#### [引文]
「就算一個人,你也能好好活下去嗎?」
2017年,日本作家荒川和久完成了《超單身社會》,書的扉頁留下這句話。
統計預測顯示,20年後的日本,單身人口將過半,獨居人數占四成,荒川和久想像不出,那是一個怎樣的生活圖景。
人們的心裡時常充滿糾結:想擺脫古老的家庭模式,但舊時的組織方式變成文化,約束著要跳出傳統的年輕人,其中還有不少性少數群體。
不生孩子有罪,不結婚有罪。一個叫中村光沙的日本人想出了第三條路,他開了家名叫COLORS的婚介所。走進這裡的男男女女各懷心事,他們來這兒不是為了戀愛,而是想找個人進入以友情為前提的婚姻。
比起傳統婚姻,友情婚不談性,各自保留生活空間和自由。但相對於毫無感情的假結婚,友情婚又少了些功利。這種關係很難被評價:從一開始就寫滿雞毛蒜皮,一切無關浪漫。可選擇友情婚的不少人,卻又想找到志同道合的夥伴,一起對抗生活的風雨。
避免不必要的麻煩
肯是一個已經奔四的已婚男人。對他來說,婚姻是他的避難所,雖然他和太太並不相愛。
年輕的時候肯就明白,自己喜歡男孩子。但是他出生在日本的鄉下,那裡民風保守,坦白自己的性取向是一種無法想像的瘋狂。於是,肯決定一輩子也不向父母透露這個秘密。
從二十歲出頭,肯就開始規劃結婚。那時沒有友情婚的概念,只有一些線上社區會定期舉辦一些意思相近的活動。
經歷了五年的尋覓,肯終於如願和一位同樣是同性戀的姑娘結了婚。「就算沒有浪漫關係,但我們可以一起聊天、喝酒。她是一個同樣有情有義,可以和我正常交談,但又不會讓我情緒化的人。」
只不過,這段婚姻需要從最艱難也是最務實的問題開啟。肯硬著頭皮談一些在浪漫關係裡說不出口的事情。比如,一年的收入是多少?一個月要花多少錢?出去玩通常開銷是多少?「因為一個人的消費觀並不會隨著年歲增長而發生改變。」
肯很感謝這段友情婚,幫他避免了很多不必要的麻煩。結了婚,他便可以讓父母感到安心,還能堵住單位同事的嘴,因為同性戀的身份,會直接影響到他的晉升。
像肯這樣的性少數群體在日本並不少見,如果能晚生幾年,他甚至可以前往友情婚介所大方「相親」。

#### [待完成任務]
1. 在這段關於日本友情婚的引文裡,肯為什麼要在婚前談一年收入、每月花費和出遊開銷這類問題?請用一到三句話說明。
2. 接著這段關於日本友情婚的引文最後一句,往下寫出後續內容。

#### [資料列]

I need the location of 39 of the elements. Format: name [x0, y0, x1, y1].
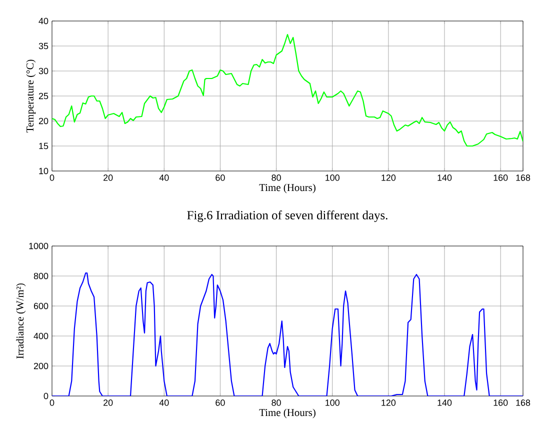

...

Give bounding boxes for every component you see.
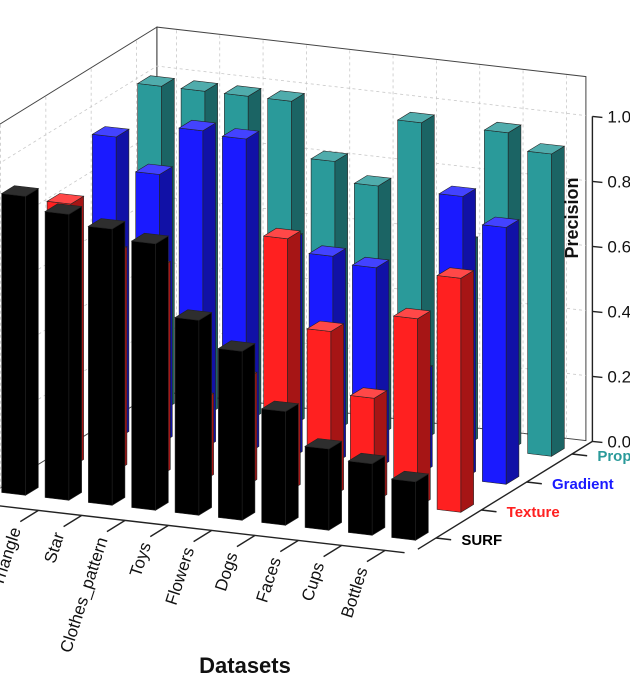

...

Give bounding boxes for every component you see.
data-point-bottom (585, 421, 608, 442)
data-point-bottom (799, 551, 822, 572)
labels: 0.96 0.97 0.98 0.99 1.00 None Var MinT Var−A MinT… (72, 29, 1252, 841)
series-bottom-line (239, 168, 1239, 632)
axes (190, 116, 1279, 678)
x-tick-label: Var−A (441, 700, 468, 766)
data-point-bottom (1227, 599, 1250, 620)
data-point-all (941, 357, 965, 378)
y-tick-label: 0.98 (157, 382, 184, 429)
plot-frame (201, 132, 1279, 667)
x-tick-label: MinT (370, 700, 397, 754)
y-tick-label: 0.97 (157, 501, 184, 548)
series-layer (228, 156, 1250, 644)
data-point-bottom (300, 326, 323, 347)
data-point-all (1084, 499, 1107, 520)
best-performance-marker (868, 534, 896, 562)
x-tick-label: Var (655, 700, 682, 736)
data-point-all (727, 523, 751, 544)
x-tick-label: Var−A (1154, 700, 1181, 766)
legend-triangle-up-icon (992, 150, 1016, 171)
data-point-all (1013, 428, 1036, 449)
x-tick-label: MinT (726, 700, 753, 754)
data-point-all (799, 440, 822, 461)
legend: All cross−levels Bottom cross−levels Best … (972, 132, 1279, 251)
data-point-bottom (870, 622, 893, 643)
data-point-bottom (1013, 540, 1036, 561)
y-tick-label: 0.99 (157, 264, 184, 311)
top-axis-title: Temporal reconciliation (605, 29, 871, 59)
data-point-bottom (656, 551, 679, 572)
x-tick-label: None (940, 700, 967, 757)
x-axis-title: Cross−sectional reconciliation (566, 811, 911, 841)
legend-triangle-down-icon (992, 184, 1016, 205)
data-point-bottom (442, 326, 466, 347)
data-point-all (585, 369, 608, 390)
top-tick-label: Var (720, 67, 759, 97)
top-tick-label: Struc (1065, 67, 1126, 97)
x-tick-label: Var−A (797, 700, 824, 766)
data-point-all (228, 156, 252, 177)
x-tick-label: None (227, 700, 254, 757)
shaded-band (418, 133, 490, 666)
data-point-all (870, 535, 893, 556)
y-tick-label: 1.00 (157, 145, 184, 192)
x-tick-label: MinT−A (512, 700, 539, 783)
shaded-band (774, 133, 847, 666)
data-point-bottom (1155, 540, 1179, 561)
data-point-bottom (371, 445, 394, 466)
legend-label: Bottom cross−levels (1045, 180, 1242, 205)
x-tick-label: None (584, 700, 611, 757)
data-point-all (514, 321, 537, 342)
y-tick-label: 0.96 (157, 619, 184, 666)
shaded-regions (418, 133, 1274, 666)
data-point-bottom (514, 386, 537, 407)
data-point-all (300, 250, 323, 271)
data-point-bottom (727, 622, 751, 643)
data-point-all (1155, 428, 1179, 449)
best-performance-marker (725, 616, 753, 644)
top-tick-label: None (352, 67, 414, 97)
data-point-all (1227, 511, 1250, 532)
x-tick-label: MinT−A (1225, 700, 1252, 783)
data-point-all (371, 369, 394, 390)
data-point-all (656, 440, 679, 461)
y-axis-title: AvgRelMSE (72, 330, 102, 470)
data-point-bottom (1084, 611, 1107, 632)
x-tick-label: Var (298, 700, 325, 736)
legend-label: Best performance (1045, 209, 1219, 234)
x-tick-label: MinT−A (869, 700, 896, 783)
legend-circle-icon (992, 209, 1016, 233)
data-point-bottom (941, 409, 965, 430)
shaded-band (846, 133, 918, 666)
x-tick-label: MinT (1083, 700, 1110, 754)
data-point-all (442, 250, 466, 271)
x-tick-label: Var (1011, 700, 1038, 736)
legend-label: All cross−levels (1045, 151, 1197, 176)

#### [任務解答]
1. 肯認為一個人的消費觀並不會隨著年歲增長而發生改變。所以他雖然覺得這些事在浪漫關係裡說不出口,還是硬著頭皮在婚前先談清楚。

2.
友情婚介所COLORS的創始人中村光沙觀察到,日本社會性少數群體的婚姻需求很難被正視,這一部分人總是公序良俗裡的例外。
中村的青少年時期在美國度過,但當他回到日本,感受到巨大的文化差異。他不明白,明明兩個社會性少數群體的占比相當,但日本的文化裡卻總懷著恥感。「於是我想,可以在這方面做點什麼,直到在網上查到了友情婚的概念。」
後來,中村碰到了一位男同性戀者,他也是通過網路社區的留言板,成功與一位女同性戀者結了婚。男子的這段經歷啟發了中村,兩人一拍即合,也就有了後來的COLORS。
走進這個婚介所的人,都無法自然進入傳統婚姻。婚介所成立的頭一年只招會員,不收任何會費,中村抱著零銷售額的預期開了張。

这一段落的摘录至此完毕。